## Selected extract
/---
# CW9 or CW45? (not ammo debate lol)



## redfalcon302 (Jan 7, 2008)

I do not intend for this to be a 9mm vs. .45 debate, but I wanted to share my situation and get some feedback from the great people here at handgunforum.net. I have a Springfield XD Subcombact that I just got (love it btw) and I traded my Glock 19 for it. I have plenty of 9mm ammo and I love to shoot the XD, but I can't help but think about getting the CW45 instead of another 9mm. I don't feel at all undergunned with a premium 9mm HP, but I also like the thought of the man-stopper .45 round. They're around the same price and I have a friend who HIGHLY recommends the CW45 and he carries it daily. I think the CW45 would conceal MUCH more easily than the XD, but I'm not sure If maybe I should get another 9 because of the common ammo. Maybe I need to add a good .45 to the stable? Thanks for the feedback! BTW, I'm sure I'll end up with both of them eventually, but whichever I purchase later will likely be a long time out because of some financial obligations. Thanks in advance!!
- Garan


----------



## greenjeans (Jan 14, 2007)

I have both and really like them both. I would vote for the CW45 just because I like shooting that caliber. It is a little thicker than the CW9, but conceals easily. I bought the nine first to replace a Kel-Tek and then found the .45 used for a good price. Both have been flawless including break-in period on the CW9. Get the .45 since you already have a 9mm.


----------
\---
[Dataset items]
/---
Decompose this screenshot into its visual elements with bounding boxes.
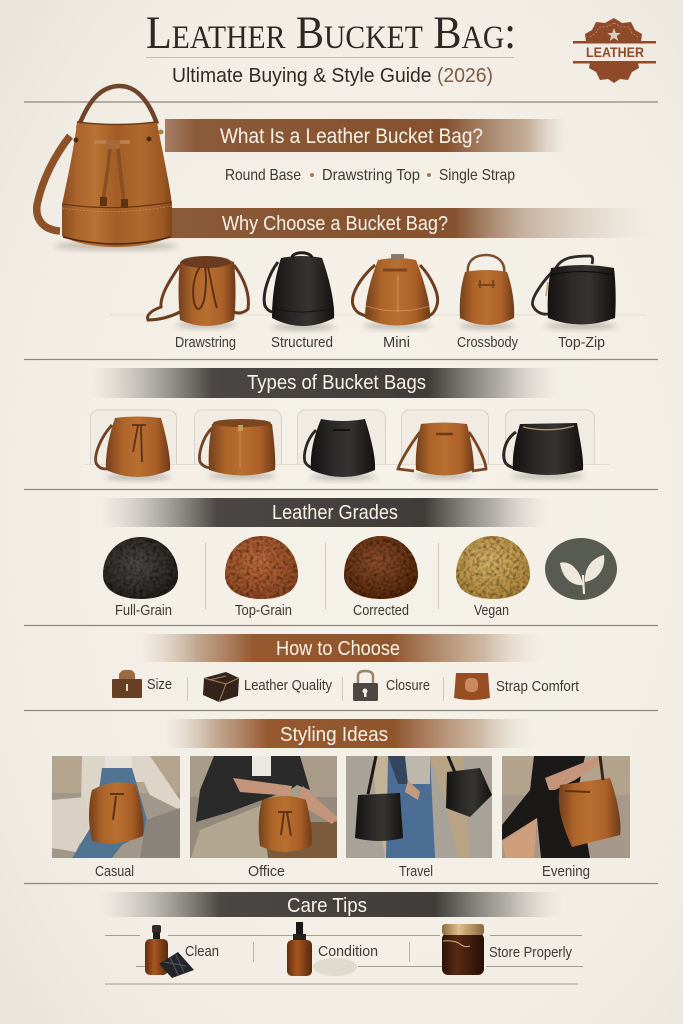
icon: storage jar bbox=[442, 924, 484, 975]
type bag 5 bbox=[504, 423, 585, 479]
definition features: Single Strap bbox=[439, 167, 515, 184]
swatch: full-grain bbox=[103, 537, 178, 599]
grade dividers and labels: Top-Grain bbox=[235, 603, 292, 619]
swatch: top-grain bbox=[225, 536, 298, 599]
bag row labels: Drawstring bbox=[175, 335, 236, 351]
banner: what is a leather bucket bag: What Is a Leather Bucket Bag? bbox=[220, 125, 483, 148]
type bag 4 bbox=[398, 422, 486, 479]
definition features bbox=[225, 167, 515, 184]
photo: office bbox=[190, 756, 338, 858]
bag row labels: Mini bbox=[383, 335, 410, 351]
icon: conditioner bottle and stone bbox=[287, 922, 357, 976]
banner: styling ideas: Styling Ideas bbox=[280, 724, 388, 746]
definition features: Drawstring Top bbox=[322, 167, 420, 184]
icon: leather badge bbox=[573, 18, 656, 83]
care tips row: Clean bbox=[185, 943, 219, 960]
icon: leaf badge bbox=[545, 538, 617, 600]
grade dividers and labels: Vegan bbox=[474, 603, 509, 619]
bag row bbox=[110, 253, 645, 330]
photo: travel bbox=[346, 756, 492, 858]
icon: strap comfort bbox=[454, 673, 490, 700]
swatch: vegan bbox=[456, 536, 530, 599]
grade dividers and labels: Corrected bbox=[353, 603, 409, 619]
banner: how to choose bbox=[140, 634, 545, 662]
icon: size bbox=[112, 670, 142, 698]
banner: types of bucket bags: Types of Bucket Bags bbox=[247, 372, 426, 394]
grade dividers and labels: Full-Grain bbox=[115, 603, 172, 619]
care tips row bbox=[105, 922, 583, 984]
how to choose items: Closure bbox=[386, 678, 430, 694]
how to choose items bbox=[112, 670, 579, 702]
banner: care tips: Care Tips bbox=[287, 895, 367, 917]
type bag 2 bbox=[200, 419, 276, 479]
grade dividers and labels bbox=[115, 543, 509, 619]
icon: leather quality bbox=[203, 672, 239, 702]
swatch: corrected bbox=[344, 536, 418, 599]
type bag 1 bbox=[96, 416, 171, 480]
bag: crossbody bbox=[459, 255, 515, 329]
banner: leather grades bbox=[100, 498, 550, 527]
banner: why choose a bucket bag bbox=[170, 208, 660, 238]
bag: drawstring bbox=[148, 256, 248, 328]
definition features: Round Base bbox=[225, 167, 301, 184]
how to choose items: Size bbox=[147, 677, 172, 693]
icon: leather badge: LEATHER bbox=[586, 44, 644, 60]
styling labels bbox=[95, 864, 590, 880]
bag row labels bbox=[175, 335, 605, 351]
styling labels: Office bbox=[248, 864, 285, 880]
photo: casual bbox=[52, 756, 180, 858]
styling labels: Travel bbox=[399, 864, 433, 880]
icon: cleaner bottle and brush bbox=[145, 925, 194, 978]
bag type cards bbox=[85, 410, 610, 480]
styling labels: Casual bbox=[95, 864, 134, 880]
photo: evening bbox=[502, 756, 630, 858]
type bag 3 bbox=[304, 419, 376, 480]
care tips row: Condition bbox=[318, 943, 378, 960]
bag row labels: Crossbody bbox=[457, 335, 519, 351]
bag row labels: Top-Zip bbox=[558, 335, 605, 351]
title: Leather Bucket Bag: bbox=[146, 7, 516, 59]
banner: care tips bbox=[100, 892, 565, 917]
bag row labels: Structured bbox=[271, 335, 333, 351]
how to choose items: Leather Quality bbox=[244, 678, 333, 694]
icon: closure lock bbox=[353, 671, 378, 701]
subtitle: Ultimate Buying & Style Guide (2026) bbox=[172, 64, 493, 87]
banner: leather grades: Leather Grades bbox=[272, 502, 398, 524]
care tips row: Store Properly bbox=[489, 944, 572, 961]
styling labels: Evening bbox=[542, 864, 590, 880]
banner: how to choose: How to Choose bbox=[276, 638, 400, 660]
bag: mini bbox=[352, 254, 438, 329]
hero bag illustration bbox=[37, 86, 178, 250]
banner: styling ideas bbox=[165, 719, 535, 748]
bag: structured bbox=[264, 253, 335, 330]
bag: top-zip bbox=[532, 256, 617, 329]
how to choose items: Strap Comfort bbox=[496, 679, 579, 695]
leather grade swatches bbox=[103, 536, 617, 600]
banner: what is a leather bucket bag bbox=[165, 119, 567, 152]
banner: types of bucket bags bbox=[90, 368, 560, 398]
banner: why choose a bucket bag: Why Choose a Bucket Bag? bbox=[222, 212, 448, 235]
\---
## Problem requirements
In the forum thread comparing the CW9 and the CW45, which gun did the first poster trade for the Springfield XD Subcompact?

## Solved exercise
A Glock 19.